→ What is being asked
Your task is to give the listing below back word for word, pictures excluded.

→ Input rows
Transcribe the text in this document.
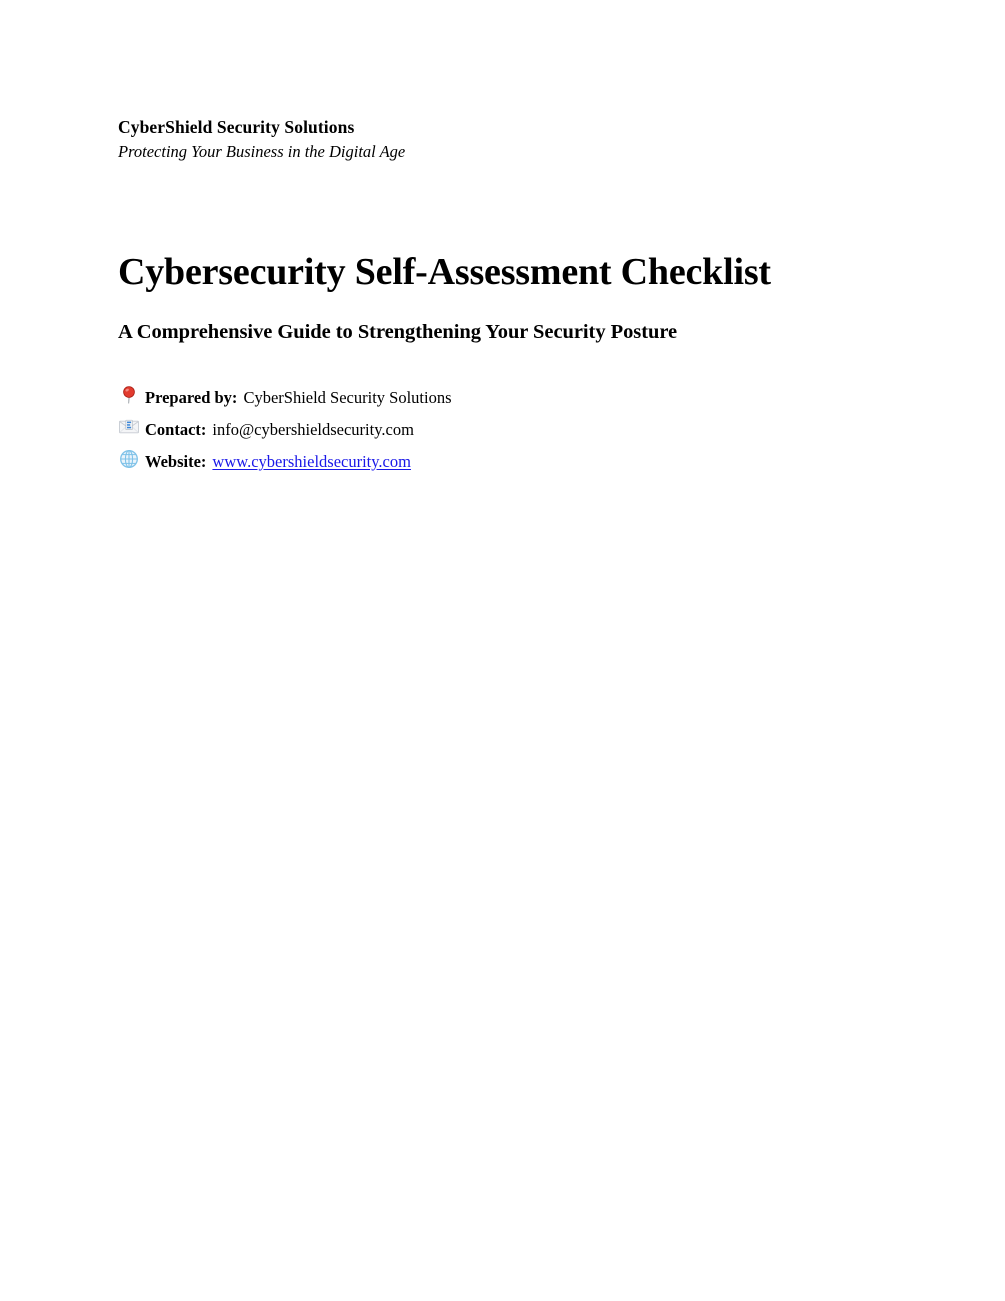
CyberShield Security Solutions
Protecting Your Business in the Digital Age
Cybersecurity Self-Assessment Checklist
A Comprehensive Guide to Strengthening Your Security Posture
Prepared by: CyberShield Security Solutions
Contact: info@cybershieldsecurity.com
Website: www.cybershieldsecurity.com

→ Task output
Transcribe the text in this document.
CyberShield Security Solutions
Protecting Your Business in the Digital Age
Cybersecurity Self-Assessment Checklist
A Comprehensive Guide to Strengthening Your Security Posture
Prepared by: CyberShield Security Solutions
Contact: info@cybershieldsecurity.com
Website: www.cybershieldsecurity.com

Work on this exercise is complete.